LISTED ENTRIES =>
..............................

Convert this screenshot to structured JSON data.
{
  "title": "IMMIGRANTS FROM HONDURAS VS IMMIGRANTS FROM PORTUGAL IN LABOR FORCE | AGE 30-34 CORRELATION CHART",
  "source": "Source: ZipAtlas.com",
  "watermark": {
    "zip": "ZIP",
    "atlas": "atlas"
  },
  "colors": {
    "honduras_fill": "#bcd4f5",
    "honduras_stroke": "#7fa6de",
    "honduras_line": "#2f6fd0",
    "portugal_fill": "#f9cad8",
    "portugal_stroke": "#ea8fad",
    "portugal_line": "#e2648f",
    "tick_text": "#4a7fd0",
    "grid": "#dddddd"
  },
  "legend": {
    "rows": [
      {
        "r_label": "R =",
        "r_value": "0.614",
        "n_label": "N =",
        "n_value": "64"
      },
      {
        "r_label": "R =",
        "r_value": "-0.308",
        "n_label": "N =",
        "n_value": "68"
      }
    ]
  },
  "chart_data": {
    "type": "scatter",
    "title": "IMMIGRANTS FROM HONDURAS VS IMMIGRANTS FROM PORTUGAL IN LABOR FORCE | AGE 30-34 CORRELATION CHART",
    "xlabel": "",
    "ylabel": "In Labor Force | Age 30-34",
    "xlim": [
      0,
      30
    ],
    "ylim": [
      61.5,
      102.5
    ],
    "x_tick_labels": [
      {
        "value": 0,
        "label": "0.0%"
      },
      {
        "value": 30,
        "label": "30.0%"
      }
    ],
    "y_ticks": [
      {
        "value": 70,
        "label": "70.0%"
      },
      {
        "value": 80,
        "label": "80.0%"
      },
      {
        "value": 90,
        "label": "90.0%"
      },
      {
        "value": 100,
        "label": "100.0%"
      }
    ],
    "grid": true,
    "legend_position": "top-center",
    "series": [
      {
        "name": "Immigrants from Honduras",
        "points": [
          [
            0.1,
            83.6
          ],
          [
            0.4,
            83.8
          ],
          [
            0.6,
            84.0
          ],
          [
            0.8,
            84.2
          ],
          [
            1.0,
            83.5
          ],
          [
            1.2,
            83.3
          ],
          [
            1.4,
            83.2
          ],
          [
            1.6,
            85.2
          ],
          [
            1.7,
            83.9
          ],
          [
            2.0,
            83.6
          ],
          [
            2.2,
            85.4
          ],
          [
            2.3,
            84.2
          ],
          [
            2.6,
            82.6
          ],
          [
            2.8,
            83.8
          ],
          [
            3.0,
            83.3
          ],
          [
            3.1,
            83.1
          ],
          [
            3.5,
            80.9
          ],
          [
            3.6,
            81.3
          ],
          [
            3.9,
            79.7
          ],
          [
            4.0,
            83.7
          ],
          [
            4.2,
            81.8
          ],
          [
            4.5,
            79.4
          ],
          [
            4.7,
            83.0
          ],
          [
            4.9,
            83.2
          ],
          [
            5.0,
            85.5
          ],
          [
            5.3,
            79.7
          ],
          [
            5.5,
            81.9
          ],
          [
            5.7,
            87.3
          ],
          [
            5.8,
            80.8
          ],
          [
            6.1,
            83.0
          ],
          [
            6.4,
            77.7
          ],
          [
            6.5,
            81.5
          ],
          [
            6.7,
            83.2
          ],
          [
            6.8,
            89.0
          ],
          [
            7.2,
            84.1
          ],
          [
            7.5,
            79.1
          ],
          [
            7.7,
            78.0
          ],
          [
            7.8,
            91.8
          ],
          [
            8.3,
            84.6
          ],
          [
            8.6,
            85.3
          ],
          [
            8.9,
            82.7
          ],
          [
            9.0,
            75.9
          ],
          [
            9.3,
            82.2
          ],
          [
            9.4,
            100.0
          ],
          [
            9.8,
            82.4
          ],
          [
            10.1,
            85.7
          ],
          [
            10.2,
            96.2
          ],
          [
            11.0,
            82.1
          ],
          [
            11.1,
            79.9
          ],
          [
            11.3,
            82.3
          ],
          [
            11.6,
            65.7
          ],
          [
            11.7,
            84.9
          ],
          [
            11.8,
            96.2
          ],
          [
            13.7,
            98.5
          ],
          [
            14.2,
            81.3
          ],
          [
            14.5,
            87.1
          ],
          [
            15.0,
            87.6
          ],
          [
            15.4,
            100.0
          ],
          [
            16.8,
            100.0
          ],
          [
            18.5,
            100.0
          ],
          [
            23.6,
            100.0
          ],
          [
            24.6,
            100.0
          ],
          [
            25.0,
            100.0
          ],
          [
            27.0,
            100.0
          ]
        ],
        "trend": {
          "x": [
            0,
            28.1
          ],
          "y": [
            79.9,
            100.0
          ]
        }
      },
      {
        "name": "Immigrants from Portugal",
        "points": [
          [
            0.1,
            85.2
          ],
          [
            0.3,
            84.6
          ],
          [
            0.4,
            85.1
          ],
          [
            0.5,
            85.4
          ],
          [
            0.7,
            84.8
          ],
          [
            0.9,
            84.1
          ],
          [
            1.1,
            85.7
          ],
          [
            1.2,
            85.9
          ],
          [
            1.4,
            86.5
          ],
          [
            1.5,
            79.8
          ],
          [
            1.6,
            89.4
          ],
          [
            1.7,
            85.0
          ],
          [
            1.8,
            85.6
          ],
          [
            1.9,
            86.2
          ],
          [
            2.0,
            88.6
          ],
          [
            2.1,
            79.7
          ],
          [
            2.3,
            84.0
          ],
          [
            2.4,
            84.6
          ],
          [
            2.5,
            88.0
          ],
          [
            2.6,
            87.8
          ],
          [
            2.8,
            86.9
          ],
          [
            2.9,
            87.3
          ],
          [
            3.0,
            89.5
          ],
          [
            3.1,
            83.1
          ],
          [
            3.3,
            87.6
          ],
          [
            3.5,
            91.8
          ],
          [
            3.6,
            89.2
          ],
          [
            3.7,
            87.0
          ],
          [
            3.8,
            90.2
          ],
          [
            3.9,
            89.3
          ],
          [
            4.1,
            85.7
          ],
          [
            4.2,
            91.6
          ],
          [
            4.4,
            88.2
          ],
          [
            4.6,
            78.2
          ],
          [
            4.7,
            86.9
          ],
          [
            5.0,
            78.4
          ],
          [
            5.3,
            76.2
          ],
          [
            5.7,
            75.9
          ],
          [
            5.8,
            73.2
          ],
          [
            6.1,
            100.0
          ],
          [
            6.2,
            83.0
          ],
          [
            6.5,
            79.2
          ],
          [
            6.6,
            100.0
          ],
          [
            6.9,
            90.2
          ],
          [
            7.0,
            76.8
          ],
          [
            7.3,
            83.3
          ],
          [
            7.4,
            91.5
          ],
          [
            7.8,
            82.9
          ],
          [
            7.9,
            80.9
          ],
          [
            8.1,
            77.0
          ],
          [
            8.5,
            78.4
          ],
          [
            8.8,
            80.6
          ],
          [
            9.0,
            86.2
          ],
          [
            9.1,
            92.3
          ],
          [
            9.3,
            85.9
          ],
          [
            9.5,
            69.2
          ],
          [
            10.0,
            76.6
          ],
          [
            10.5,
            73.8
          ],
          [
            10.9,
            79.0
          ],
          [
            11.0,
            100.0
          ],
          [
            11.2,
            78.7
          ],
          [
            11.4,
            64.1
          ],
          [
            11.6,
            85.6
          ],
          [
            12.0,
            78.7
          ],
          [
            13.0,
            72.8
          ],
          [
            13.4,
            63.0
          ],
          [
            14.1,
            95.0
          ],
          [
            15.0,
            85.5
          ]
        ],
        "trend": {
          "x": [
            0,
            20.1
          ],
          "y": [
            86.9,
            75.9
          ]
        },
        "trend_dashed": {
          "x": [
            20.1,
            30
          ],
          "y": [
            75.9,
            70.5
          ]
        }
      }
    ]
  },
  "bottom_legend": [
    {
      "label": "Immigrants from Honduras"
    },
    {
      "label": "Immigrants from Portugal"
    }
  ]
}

..............................

INSTRUCTIONS TO FOLLOW => Set down the material above again, word for word.

FINISHED EXERCISE =>
Convert this screenshot to structured JSON data.
{
  "title": "IMMIGRANTS FROM HONDURAS VS IMMIGRANTS FROM PORTUGAL IN LABOR FORCE | AGE 30-34 CORRELATION CHART",
  "source": "Source: ZipAtlas.com",
  "watermark": {
    "zip": "ZIP",
    "atlas": "atlas"
  },
  "colors": {
    "honduras_fill": "#bcd4f5",
    "honduras_stroke": "#7fa6de",
    "honduras_line": "#2f6fd0",
    "portugal_fill": "#f9cad8",
    "portugal_stroke": "#ea8fad",
    "portugal_line": "#e2648f",
    "tick_text": "#4a7fd0",
    "grid": "#dddddd"
  },
  "legend": {
    "rows": [
      {
        "r_label": "R =",
        "r_value": "0.614",
        "n_label": "N =",
        "n_value": "64"
      },
      {
        "r_label": "R =",
        "r_value": "-0.308",
        "n_label": "N =",
        "n_value": "68"
      }
    ]
  },
  "chart_data": {
    "type": "scatter",
    "title": "IMMIGRANTS FROM HONDURAS VS IMMIGRANTS FROM PORTUGAL IN LABOR FORCE | AGE 30-34 CORRELATION CHART",
    "xlabel": "",
    "ylabel": "In Labor Force | Age 30-34",
    "xlim": [
      0,
      30
    ],
    "ylim": [
      61.5,
      102.5
    ],
    "x_tick_labels": [
      {
        "value": 0,
        "label": "0.0%"
      },
      {
        "value": 30,
        "label": "30.0%"
      }
    ],
    "y_ticks": [
      {
        "value": 70,
        "label": "70.0%"
      },
      {
        "value": 80,
        "label": "80.0%"
      },
      {
        "value": 90,
        "label": "90.0%"
      },
      {
        "value": 100,
        "label": "100.0%"
      }
    ],
    "grid": true,
    "legend_position": "top-center",
    "series": [
      {
        "name": "Immigrants from Honduras",
        "points": [
          [
            0.1,
            83.6
          ],
          [
            0.4,
            83.8
          ],
          [
            0.6,
            84.0
          ],
          [
            0.8,
            84.2
          ],
          [
            1.0,
            83.5
          ],
          [
            1.2,
            83.3
          ],
          [
            1.4,
            83.2
          ],
          [
            1.6,
            85.2
          ],
          [
            1.7,
            83.9
          ],
          [
            2.0,
            83.6
          ],
          [
            2.2,
            85.4
          ],
          [
            2.3,
            84.2
          ],
          [
            2.6,
            82.6
          ],
          [
            2.8,
            83.8
          ],
          [
            3.0,
            83.3
          ],
          [
            3.1,
            83.1
          ],
          [
            3.5,
            80.9
          ],
          [
            3.6,
            81.3
          ],
          [
            3.9,
            79.7
          ],
          [
            4.0,
            83.7
          ],
          [
            4.2,
            81.8
          ],
          [
            4.5,
            79.4
          ],
          [
            4.7,
            83.0
          ],
          [
            4.9,
            83.2
          ],
          [
            5.0,
            85.5
          ],
          [
            5.3,
            79.7
          ],
          [
            5.5,
            81.9
          ],
          [
            5.7,
            87.3
          ],
          [
            5.8,
            80.8
          ],
          [
            6.1,
            83.0
          ],
          [
            6.4,
            77.7
          ],
          [
            6.5,
            81.5
          ],
          [
            6.7,
            83.2
          ],
          [
            6.8,
            89.0
          ],
          [
            7.2,
            84.1
          ],
          [
            7.5,
            79.1
          ],
          [
            7.7,
            78.0
          ],
          [
            7.8,
            91.8
          ],
          [
            8.3,
            84.6
          ],
          [
            8.6,
            85.3
          ],
          [
            8.9,
            82.7
          ],
          [
            9.0,
            75.9
          ],
          [
            9.3,
            82.2
          ],
          [
            9.4,
            100.0
          ],
          [
            9.8,
            82.4
          ],
          [
            10.1,
            85.7
          ],
          [
            10.2,
            96.2
          ],
          [
            11.0,
            82.1
          ],
          [
            11.1,
            79.9
          ],
          [
            11.3,
            82.3
          ],
          [
            11.6,
            65.7
          ],
          [
            11.7,
            84.9
          ],
          [
            11.8,
            96.2
          ],
          [
            13.7,
            98.5
          ],
          [
            14.2,
            81.3
          ],
          [
            14.5,
            87.1
          ],
          [
            15.0,
            87.6
          ],
          [
            15.4,
            100.0
          ],
          [
            16.8,
            100.0
          ],
          [
            18.5,
            100.0
          ],
          [
            23.6,
            100.0
          ],
          [
            24.6,
            100.0
          ],
          [
            25.0,
            100.0
          ],
          [
            27.0,
            100.0
          ]
        ],
        "trend": {
          "x": [
            0,
            28.1
          ],
          "y": [
            79.9,
            100.0
          ]
        }
      },
      {
        "name": "Immigrants from Portugal",
        "points": [
          [
            0.1,
            85.2
          ],
          [
            0.3,
            84.6
          ],
          [
            0.4,
            85.1
          ],
          [
            0.5,
            85.4
          ],
          [
            0.7,
            84.8
          ],
          [
            0.9,
            84.1
          ],
          [
            1.1,
            85.7
          ],
          [
            1.2,
            85.9
          ],
          [
            1.4,
            86.5
          ],
          [
            1.5,
            79.8
          ],
          [
            1.6,
            89.4
          ],
          [
            1.7,
            85.0
          ],
          [
            1.8,
            85.6
          ],
          [
            1.9,
            86.2
          ],
          [
            2.0,
            88.6
          ],
          [
            2.1,
            79.7
          ],
          [
            2.3,
            84.0
          ],
          [
            2.4,
            84.6
          ],
          [
            2.5,
            88.0
          ],
          [
            2.6,
            87.8
          ],
          [
            2.8,
            86.9
          ],
          [
            2.9,
            87.3
          ],
          [
            3.0,
            89.5
          ],
          [
            3.1,
            83.1
          ],
          [
            3.3,
            87.6
          ],
          [
            3.5,
            91.8
          ],
          [
            3.6,
            89.2
          ],
          [
            3.7,
            87.0
          ],
          [
            3.8,
            90.2
          ],
          [
            3.9,
            89.3
          ],
          [
            4.1,
            85.7
          ],
          [
            4.2,
            91.6
          ],
          [
            4.4,
            88.2
          ],
          [
            4.6,
            78.2
          ],
          [
            4.7,
            86.9
          ],
          [
            5.0,
            78.4
          ],
          [
            5.3,
            76.2
          ],
          [
            5.7,
            75.9
          ],
          [
            5.8,
            73.2
          ],
          [
            6.1,
            100.0
          ],
          [
            6.2,
            83.0
          ],
          [
            6.5,
            79.2
          ],
          [
            6.6,
            100.0
          ],
          [
            6.9,
            90.2
          ],
          [
            7.0,
            76.8
          ],
          [
            7.3,
            83.3
          ],
          [
            7.4,
            91.5
          ],
          [
            7.8,
            82.9
          ],
          [
            7.9,
            80.9
          ],
          [
            8.1,
            77.0
          ],
          [
            8.5,
            78.4
          ],
          [
            8.8,
            80.6
          ],
          [
            9.0,
            86.2
          ],
          [
            9.1,
            92.3
          ],
          [
            9.3,
            85.9
          ],
          [
            9.5,
            69.2
          ],
          [
            10.0,
            76.6
          ],
          [
            10.5,
            73.8
          ],
          [
            10.9,
            79.0
          ],
          [
            11.0,
            100.0
          ],
          [
            11.2,
            78.7
          ],
          [
            11.4,
            64.1
          ],
          [
            11.6,
            85.6
          ],
          [
            12.0,
            78.7
          ],
          [
            13.0,
            72.8
          ],
          [
            13.4,
            63.0
          ],
          [
            14.1,
            95.0
          ],
          [
            15.0,
            85.5
          ]
        ],
        "trend": {
          "x": [
            0,
            20.1
          ],
          "y": [
            86.9,
            75.9
          ]
        },
        "trend_dashed": {
          "x": [
            20.1,
            30
          ],
          "y": [
            75.9,
            70.5
          ]
        }
      }
    ]
  },
  "bottom_legend": [
    {
      "label": "Immigrants from Honduras"
    },
    {
      "label": "Immigrants from Portugal"
    }
  ]
}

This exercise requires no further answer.